CONSEGNA A ▸
Riscrivi come elenco puntato il paragrafo del testo sulle passioni che comincia con «Provare passioni significa», mantenendone i fatti principali.

ESTRATTO DEL TESTO ▸
● ● ● ● ●

Fino a qui tutti bene, tutti soffriamo e sosteniamo quindi non si potrebbe dire che le passioni siano in estinzione, anzi tutt’altro. Però il termine “sopportare” ha anche un ulteriore significato più specifico: “resistere” ed in questo caso invece si può spiegare il titolo di questo articolo.
Se alla base della passione c’è anche la resistenza il discorso potrebbe cambiare; le passioni sono lì per insegnare qualcosa, per parlarci di noi, ma noi non vogliamo ascoltarle proprio perchè portano con sè la sofferenza prolungata. Oggi però è sempre più difficile trovare chi piuttosto che chiudere gli occhi di fronte alle cose che non vanno decide di analizzarle e trovare una risposta.
Le emozioni travolgenti esistono ancora, ma le passioni, che durano a lungo, no, non c’è voglia di resistere, se una cosa non può essere ottenuta viene abbandonata per un’altra, c’è sempre meno voglia di combattere ed impegnarsi per ciò che si desidera, e il combattimento è “passione”.
Non è possibile comprendere le passioni senza prendersi il giusto tempo per ascoltarle, ed il problema è proprio il tempo, sempre più prezioso e sempre più centellinato.
Non è altrettanto possibile comprendere una passione senza entrarci in relazione, ma come si può fare per rapportarsi con essa? Solamente sperimentandola; ma allora come sperimentarla? Vivendola nella vita reale.
Alla base di questo meccanismo c’è quella che in psicologia dinamica viene chiamata proiezione, l’attitudine prettamente umana a rispecchiarsi negli altri; Jung diceva che per scoprire la propria Ombra personale (il lato nascosto ma anche sconosciuto di sè) poteva essere un buon inizio osservare ciò che meno piace degli altri e vedere se per caso quelle caratteristiche non albergassero anche in se stessi; ovviamente questo può valere tanto per caratteristiche negative quanto positive (anche se in via generale ciò che appartiene all’Ombra tende a fare paura). Questo principio quindi parla della naturale tendenza dell’uomo a cercare di conoscersi, e rivedersi negli altri è un modo come un altro per farlo, forse anzi il modo migliore.
Riconoscere le proiezioni comporta appunto tempo e sofferenza, comporta passione. La passione che ci lega al partner, ai figli, la passione sessuale e travolgente, il senso di appartenenza a qualche cosa, tutto avviene tramite questo meccanismo di base che quindi è prima di tutto un mezzo di conoscenza a nostra disposizione.
Provare passioni significa vivere nel mondo e rapportarsi ad esso, alle persone, agli eventi, significa riuscire a condividerle prima ancora di riuscire a capirle, significa stare con gli altri.
Il tempo diventa un elemento fondamentale; le passioni nascono dalle emozioni e le emozioni sono delle reazioni corporee che lasciano il tempo che trovano; per un momento abbiamo una certa reazione emotiva che però, come tutto ciò che comporta una scarica chimica fisiologica, tende ad esaurirsi per poi ripropoporsi quando ce ne sono i motivi scatenanti; le emozioni per essere capite, si potrebbe dire “patite”,  hanno bisogno di tempo.

● ● ● ● ●

DATI GREZZI ▸
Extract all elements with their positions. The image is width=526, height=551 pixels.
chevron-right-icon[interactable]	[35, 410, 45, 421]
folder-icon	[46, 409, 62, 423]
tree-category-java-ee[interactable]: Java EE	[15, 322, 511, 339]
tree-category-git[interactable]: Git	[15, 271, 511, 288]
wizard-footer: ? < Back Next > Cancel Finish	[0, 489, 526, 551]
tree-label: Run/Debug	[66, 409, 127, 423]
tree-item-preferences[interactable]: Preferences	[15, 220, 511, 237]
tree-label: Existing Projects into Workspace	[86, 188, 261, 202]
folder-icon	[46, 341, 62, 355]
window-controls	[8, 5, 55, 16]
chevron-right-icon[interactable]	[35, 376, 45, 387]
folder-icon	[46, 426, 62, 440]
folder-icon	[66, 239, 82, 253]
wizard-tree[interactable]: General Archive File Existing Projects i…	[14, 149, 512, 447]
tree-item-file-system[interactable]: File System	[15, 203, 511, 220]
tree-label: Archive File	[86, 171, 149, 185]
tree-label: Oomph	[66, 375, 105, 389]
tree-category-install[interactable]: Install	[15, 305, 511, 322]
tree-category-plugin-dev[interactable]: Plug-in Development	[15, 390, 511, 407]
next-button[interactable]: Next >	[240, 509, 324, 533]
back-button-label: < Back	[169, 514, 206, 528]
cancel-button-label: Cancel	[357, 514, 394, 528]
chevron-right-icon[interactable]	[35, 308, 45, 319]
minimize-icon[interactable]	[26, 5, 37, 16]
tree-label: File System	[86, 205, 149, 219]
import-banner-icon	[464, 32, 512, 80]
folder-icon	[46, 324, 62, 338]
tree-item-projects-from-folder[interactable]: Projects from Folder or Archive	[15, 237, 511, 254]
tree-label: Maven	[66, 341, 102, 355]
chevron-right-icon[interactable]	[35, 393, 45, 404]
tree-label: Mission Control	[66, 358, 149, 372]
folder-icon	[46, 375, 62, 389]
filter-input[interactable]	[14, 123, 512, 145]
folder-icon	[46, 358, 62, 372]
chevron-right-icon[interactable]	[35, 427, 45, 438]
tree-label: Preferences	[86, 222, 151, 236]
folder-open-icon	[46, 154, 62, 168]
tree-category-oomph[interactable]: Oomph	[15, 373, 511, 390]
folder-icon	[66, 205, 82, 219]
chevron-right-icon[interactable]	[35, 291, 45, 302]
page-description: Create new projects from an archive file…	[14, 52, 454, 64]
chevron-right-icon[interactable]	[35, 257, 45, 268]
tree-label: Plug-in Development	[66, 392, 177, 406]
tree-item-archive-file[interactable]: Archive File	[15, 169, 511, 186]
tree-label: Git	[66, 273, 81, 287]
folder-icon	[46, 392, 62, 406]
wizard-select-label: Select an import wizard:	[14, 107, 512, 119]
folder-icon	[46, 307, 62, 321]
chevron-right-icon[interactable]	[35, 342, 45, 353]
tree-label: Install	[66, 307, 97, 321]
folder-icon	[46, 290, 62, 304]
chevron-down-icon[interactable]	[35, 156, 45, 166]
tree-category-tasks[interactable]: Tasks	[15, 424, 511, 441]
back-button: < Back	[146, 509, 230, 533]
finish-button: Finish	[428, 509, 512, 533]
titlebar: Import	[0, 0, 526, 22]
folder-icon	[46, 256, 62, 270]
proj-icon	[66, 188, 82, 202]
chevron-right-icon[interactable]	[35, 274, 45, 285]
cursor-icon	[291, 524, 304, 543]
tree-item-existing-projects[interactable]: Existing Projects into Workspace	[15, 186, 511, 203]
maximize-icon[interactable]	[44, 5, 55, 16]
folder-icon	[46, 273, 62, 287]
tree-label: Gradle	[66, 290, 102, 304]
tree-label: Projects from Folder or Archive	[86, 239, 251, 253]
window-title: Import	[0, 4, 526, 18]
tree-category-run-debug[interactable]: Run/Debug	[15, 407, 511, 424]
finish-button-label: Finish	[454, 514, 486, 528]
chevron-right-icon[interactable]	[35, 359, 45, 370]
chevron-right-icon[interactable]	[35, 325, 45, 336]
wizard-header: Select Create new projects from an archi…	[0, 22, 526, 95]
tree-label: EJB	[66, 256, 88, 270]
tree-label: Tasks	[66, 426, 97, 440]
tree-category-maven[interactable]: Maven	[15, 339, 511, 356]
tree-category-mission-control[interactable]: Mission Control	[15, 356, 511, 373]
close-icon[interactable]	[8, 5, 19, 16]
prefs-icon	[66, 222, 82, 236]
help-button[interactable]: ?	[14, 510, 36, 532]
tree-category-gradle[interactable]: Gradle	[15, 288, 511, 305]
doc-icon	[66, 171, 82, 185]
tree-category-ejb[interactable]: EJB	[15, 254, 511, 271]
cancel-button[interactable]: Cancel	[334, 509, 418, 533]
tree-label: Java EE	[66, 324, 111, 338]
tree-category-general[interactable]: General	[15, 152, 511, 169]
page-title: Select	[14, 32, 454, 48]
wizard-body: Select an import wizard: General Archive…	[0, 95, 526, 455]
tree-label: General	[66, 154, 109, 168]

● ● ● ● ●

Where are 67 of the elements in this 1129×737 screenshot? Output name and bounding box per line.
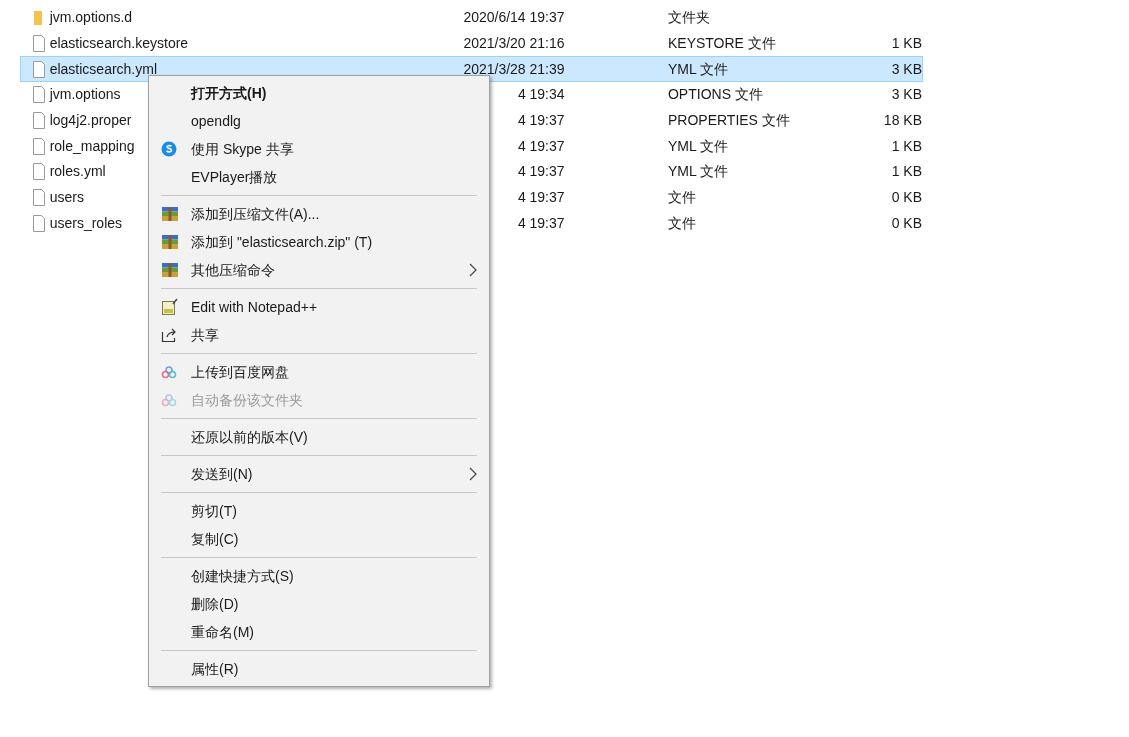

● ● ● ● ●

CONSEGNA B ▸
Stampa senza alcuna modifica le righe delle voci riportate sopra, dalla riga che contiene "Extract all elements" alla riga che contiene "426, 62, 440]", entrambe incluse.

RISPOSTA SVOLTA A ▸
- Provare passioni significa vivere nel mondo e rapportarsi ad esso, alle persone e agli eventi.
- Significa riuscire a condividerle prima ancora di capirle.
- Significa stare con gli altri.

RISPOSTA SVOLTA B ▸
Extract all elements with their positions. The image is width=526, height=551 pixels.
chevron-right-icon[interactable]	[35, 410, 45, 421]
folder-icon	[46, 409, 62, 423]
tree-category-java-ee[interactable]: Java EE	[15, 322, 511, 339]
tree-category-git[interactable]: Git	[15, 271, 511, 288]
wizard-footer: ? < Back Next > Cancel Finish	[0, 489, 526, 551]
tree-label: Run/Debug	[66, 409, 127, 423]
tree-item-preferences[interactable]: Preferences	[15, 220, 511, 237]
tree-label: Existing Projects into Workspace	[86, 188, 261, 202]
folder-icon	[46, 341, 62, 355]
window-controls	[8, 5, 55, 16]
chevron-right-icon[interactable]	[35, 376, 45, 387]
folder-icon	[46, 426, 62, 440]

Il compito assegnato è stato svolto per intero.